STATED PROBLEM
Images are not part of the copy; write out the rest of the data exactly as given.

BEGIN INPUT MATERIAL

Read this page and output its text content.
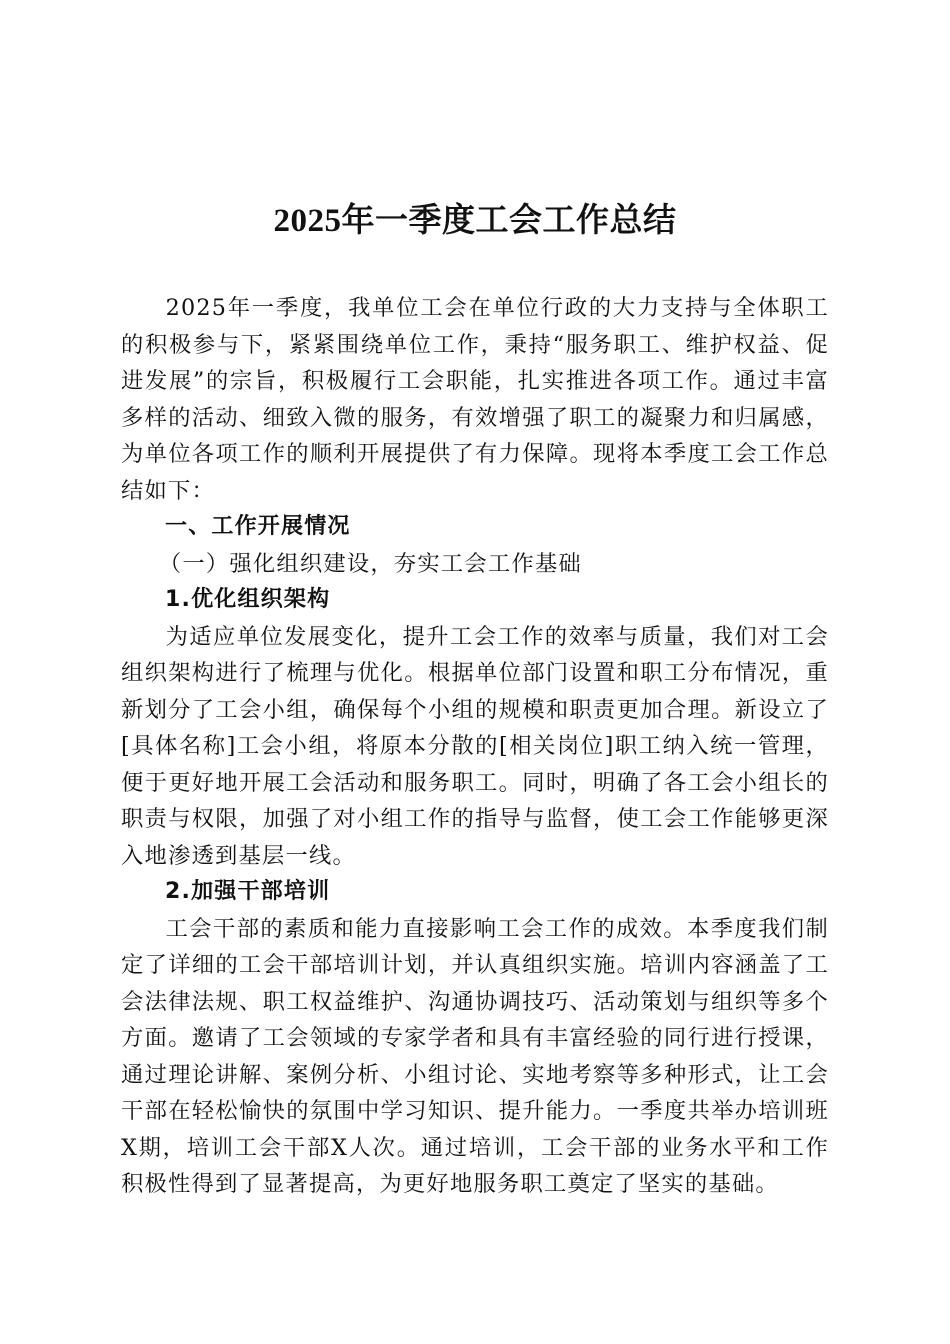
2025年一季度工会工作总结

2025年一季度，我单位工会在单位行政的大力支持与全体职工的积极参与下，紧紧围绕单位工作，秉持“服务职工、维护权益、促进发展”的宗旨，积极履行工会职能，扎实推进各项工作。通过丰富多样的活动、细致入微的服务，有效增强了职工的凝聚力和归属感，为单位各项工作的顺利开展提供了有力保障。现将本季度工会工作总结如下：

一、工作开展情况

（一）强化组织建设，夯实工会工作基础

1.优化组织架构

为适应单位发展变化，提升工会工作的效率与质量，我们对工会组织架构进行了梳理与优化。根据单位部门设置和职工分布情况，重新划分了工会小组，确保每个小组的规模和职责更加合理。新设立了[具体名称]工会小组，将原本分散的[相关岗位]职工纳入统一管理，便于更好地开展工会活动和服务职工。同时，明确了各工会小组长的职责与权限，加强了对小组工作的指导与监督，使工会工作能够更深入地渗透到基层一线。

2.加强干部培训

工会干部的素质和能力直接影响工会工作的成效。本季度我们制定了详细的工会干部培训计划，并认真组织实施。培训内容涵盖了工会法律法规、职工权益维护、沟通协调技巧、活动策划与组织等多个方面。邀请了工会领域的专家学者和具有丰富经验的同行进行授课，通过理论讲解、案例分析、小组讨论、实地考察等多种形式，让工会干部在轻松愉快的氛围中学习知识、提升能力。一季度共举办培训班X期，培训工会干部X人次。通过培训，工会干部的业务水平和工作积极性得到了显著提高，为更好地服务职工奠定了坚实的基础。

END INPUT MATERIAL

COMPLETE RESPONSE
Read this page and output its text content.
2025年一季度工会工作总结

2025年一季度，我单位工会在单位行政的大力支持与全体职工的积极参与下，紧紧围绕单位工作，秉持“服务职工、维护权益、促进发展”的宗旨，积极履行工会职能，扎实推进各项工作。通过丰富多样的活动、细致入微的服务，有效增强了职工的凝聚力和归属感，为单位各项工作的顺利开展提供了有力保障。现将本季度工会工作总结如下：

一、工作开展情况

（一）强化组织建设，夯实工会工作基础

1.优化组织架构

为适应单位发展变化，提升工会工作的效率与质量，我们对工会组织架构进行了梳理与优化。根据单位部门设置和职工分布情况，重新划分了工会小组，确保每个小组的规模和职责更加合理。新设立了[具体名称]工会小组，将原本分散的[相关岗位]职工纳入统一管理，便于更好地开展工会活动和服务职工。同时，明确了各工会小组长的职责与权限，加强了对小组工作的指导与监督，使工会工作能够更深入地渗透到基层一线。

2.加强干部培训

工会干部的素质和能力直接影响工会工作的成效。本季度我们制定了详细的工会干部培训计划，并认真组织实施。培训内容涵盖了工会法律法规、职工权益维护、沟通协调技巧、活动策划与组织等多个方面。邀请了工会领域的专家学者和具有丰富经验的同行进行授课，通过理论讲解、案例分析、小组讨论、实地考察等多种形式，让工会干部在轻松愉快的氛围中学习知识、提升能力。一季度共举办培训班X期，培训工会干部X人次。通过培训，工会干部的业务水平和工作积极性得到了显著提高，为更好地服务职工奠定了坚实的基础。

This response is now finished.